Exercise task: Leave the pictures out. Return all other data exactly.

begin Given data

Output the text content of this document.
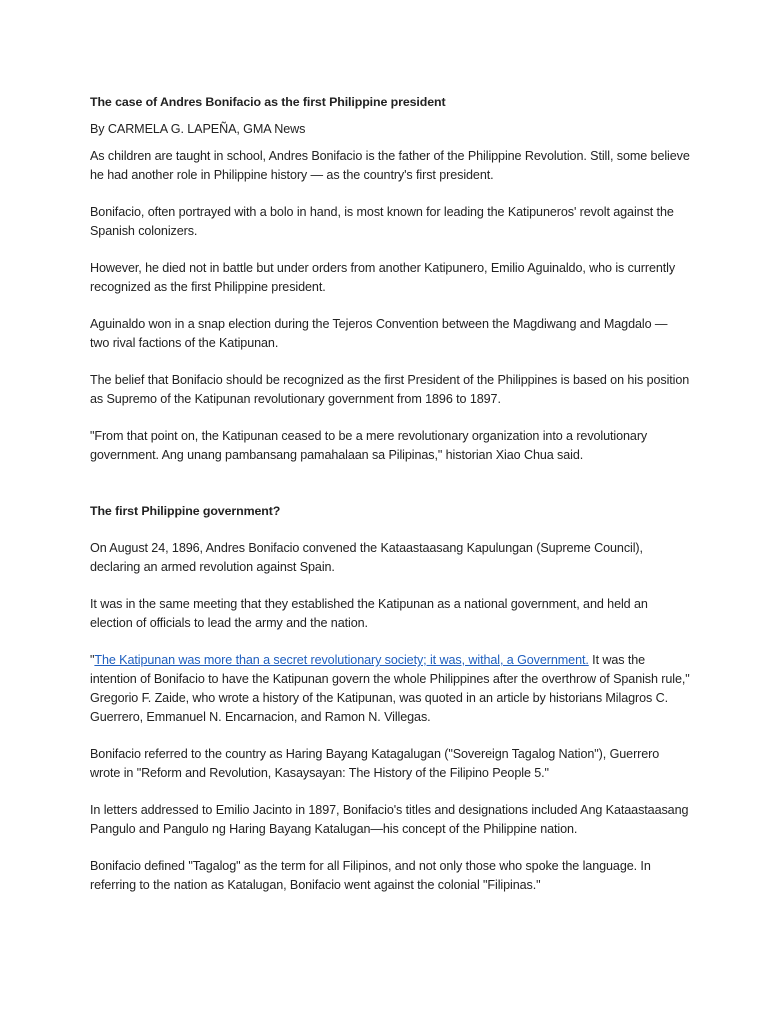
The case of Andres Bonifacio as the first Philippine president
By CARMELA G. LAPEÑA, GMA News

As children are taught in school, Andres Bonifacio is the father of the Philippine Revolution. Still, some believe he had another role in Philippine history — as the country's first president.

Bonifacio, often portrayed with a bolo in hand, is most known for leading the Katipuneros' revolt against the Spanish colonizers.

However, he died not in battle but under orders from another Katipunero, Emilio Aguinaldo, who is currently recognized as the first Philippine president.

Aguinaldo won in a snap election during the Tejeros Convention between the Magdiwang and Magdalo — two rival factions of the Katipunan.

The belief that Bonifacio should be recognized as the first President of the Philippines is based on his position as Supremo of the Katipunan revolutionary government from 1896 to 1897.

"From that point on, the Katipunan ceased to be a mere revolutionary organization into a revolutionary government. Ang unang pambansang pamahalaan sa Pilipinas," historian Xiao Chua said.

The first Philippine government?

On August 24, 1896, Andres Bonifacio convened the Kataastaasang Kapulungan (Supreme Council), declaring an armed revolution against Spain.

It was in the same meeting that they established the Katipunan as a national government, and held an election of officials to lead the army and the nation.

"The Katipunan was more than a secret revolutionary society; it was, withal, a Government. It was the intention of Bonifacio to have the Katipunan govern the whole Philippines after the overthrow of Spanish rule," Gregorio F. Zaide, who wrote a history of the Katipunan, was quoted in an article by historians Milagros C. Guerrero, Emmanuel N. Encarnacion, and Ramon N. Villegas.

Bonifacio referred to the country as Haring Bayang Katagalugan ("Sovereign Tagalog Nation"), Guerrero wrote in "Reform and Revolution, Kasaysayan: The History of the Filipino People 5."

In letters addressed to Emilio Jacinto in 1897, Bonifacio's titles and designations included Ang Kataastaasang Pangulo and Pangulo ng Haring Bayang Katalugan—his concept of the Philippine nation.

Bonifacio defined "Tagalog" as the term for all Filipinos, and not only those who spoke the language. In referring to the nation as Katalugan, Bonifacio went against the colonial "Filipinas."
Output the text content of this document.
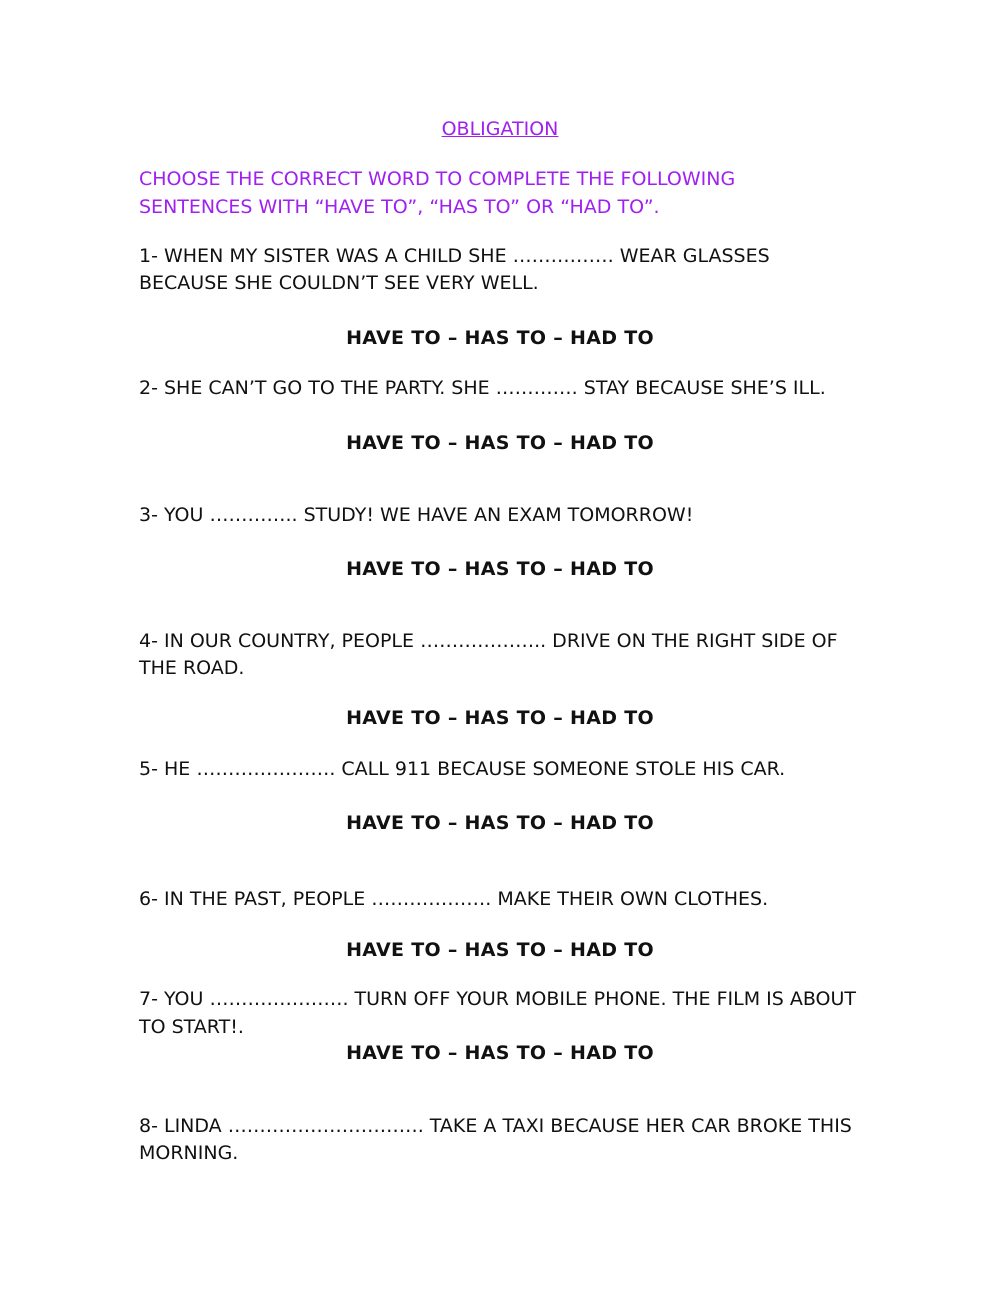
OBLIGATION
CHOOSE THE CORRECT WORD TO COMPLETE THE FOLLOWING
SENTENCES WITH “HAVE TO”, “HAS TO” OR “HAD TO”.
1- WHEN MY SISTER WAS A CHILD SHE ……………. WEAR GLASSES
BECAUSE SHE COULDN’T SEE VERY WELL.
HAVE TO – HAS TO – HAD TO
2- SHE CAN’T GO TO THE PARTY. SHE …………. STAY BECAUSE SHE’S ILL.
HAVE TO – HAS TO – HAD TO
3- YOU ………….. STUDY! WE HAVE AN EXAM TOMORROW!
HAVE TO – HAS TO – HAD TO
4- IN OUR COUNTRY, PEOPLE ……………….. DRIVE ON THE RIGHT SIDE OF
THE ROAD.
HAVE TO – HAS TO – HAD TO
5- HE …………………. CALL 911 BECAUSE SOMEONE STOLE HIS CAR.
HAVE TO – HAS TO – HAD TO
6- IN THE PAST, PEOPLE ………………. MAKE THEIR OWN CLOTHES.
HAVE TO – HAS TO – HAD TO
7- YOU …………………. TURN OFF YOUR MOBILE PHONE. THE FILM IS ABOUT
TO START!.
HAVE TO – HAS TO – HAD TO
8- LINDA …………………………. TAKE A TAXI BECAUSE HER CAR BROKE THIS
MORNING.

end Given data

Result for this exercise:
Output the text content of this document.
The case of Andres Bonifacio as the first Philippine president
By CARMELA G. LAPEÑA, GMA News

As children are taught in school, Andres Bonifacio is the father of the Philippine Revolution. Still, some believe he had another role in Philippine history — as the country's first president.

Bonifacio, often portrayed with a bolo in hand, is most known for leading the Katipuneros' revolt against the Spanish colonizers.

However, he died not in battle but under orders from another Katipunero, Emilio Aguinaldo, who is currently recognized as the first Philippine president.

Aguinaldo won in a snap election during the Tejeros Convention between the Magdiwang and Magdalo — two rival factions of the Katipunan.

The belief that Bonifacio should be recognized as the first President of the Philippines is based on his position as Supremo of the Katipunan revolutionary government from 1896 to 1897.

"From that point on, the Katipunan ceased to be a mere revolutionary organization into a revolutionary government. Ang unang pambansang pamahalaan sa Pilipinas," historian Xiao Chua said.

The first Philippine government?

On August 24, 1896, Andres Bonifacio convened the Kataastaasang Kapulungan (Supreme Council), declaring an armed revolution against Spain.

It was in the same meeting that they established the Katipunan as a national government, and held an election of officials to lead the army and the nation.

"The Katipunan was more than a secret revolutionary society; it was, withal, a Government. It was the intention of Bonifacio to have the Katipunan govern the whole Philippines after the overthrow of Spanish rule," Gregorio F. Zaide, who wrote a history of the Katipunan, was quoted in an article by historians Milagros C. Guerrero, Emmanuel N. Encarnacion, and Ramon N. Villegas.

Bonifacio referred to the country as Haring Bayang Katagalugan ("Sovereign Tagalog Nation"), Guerrero wrote in "Reform and Revolution, Kasaysayan: The History of the Filipino People 5."

In letters addressed to Emilio Jacinto in 1897, Bonifacio's titles and designations included Ang Kataastaasang Pangulo and Pangulo ng Haring Bayang Katalugan—his concept of the Philippine nation.

Bonifacio defined "Tagalog" as the term for all Filipinos, and not only those who spoke the language. In referring to the nation as Katalugan, Bonifacio went against the colonial "Filipinas."
Output the text content of this document.
OBLIGATION
CHOOSE THE CORRECT WORD TO COMPLETE THE FOLLOWING
SENTENCES WITH “HAVE TO”, “HAS TO” OR “HAD TO”.
1- WHEN MY SISTER WAS A CHILD SHE ……………. WEAR GLASSES
BECAUSE SHE COULDN’T SEE VERY WELL.
HAVE TO – HAS TO – HAD TO
2- SHE CAN’T GO TO THE PARTY. SHE …………. STAY BECAUSE SHE’S ILL.
HAVE TO – HAS TO – HAD TO
3- YOU ………….. STUDY! WE HAVE AN EXAM TOMORROW!
HAVE TO – HAS TO – HAD TO
4- IN OUR COUNTRY, PEOPLE ……………….. DRIVE ON THE RIGHT SIDE OF
THE ROAD.
HAVE TO – HAS TO – HAD TO
5- HE …………………. CALL 911 BECAUSE SOMEONE STOLE HIS CAR.
HAVE TO – HAS TO – HAD TO
6- IN THE PAST, PEOPLE ………………. MAKE THEIR OWN CLOTHES.
HAVE TO – HAS TO – HAD TO
7- YOU …………………. TURN OFF YOUR MOBILE PHONE. THE FILM IS ABOUT
TO START!.
HAVE TO – HAS TO – HAD TO
8- LINDA …………………………. TAKE A TAXI BECAUSE HER CAR BROKE THIS
MORNING.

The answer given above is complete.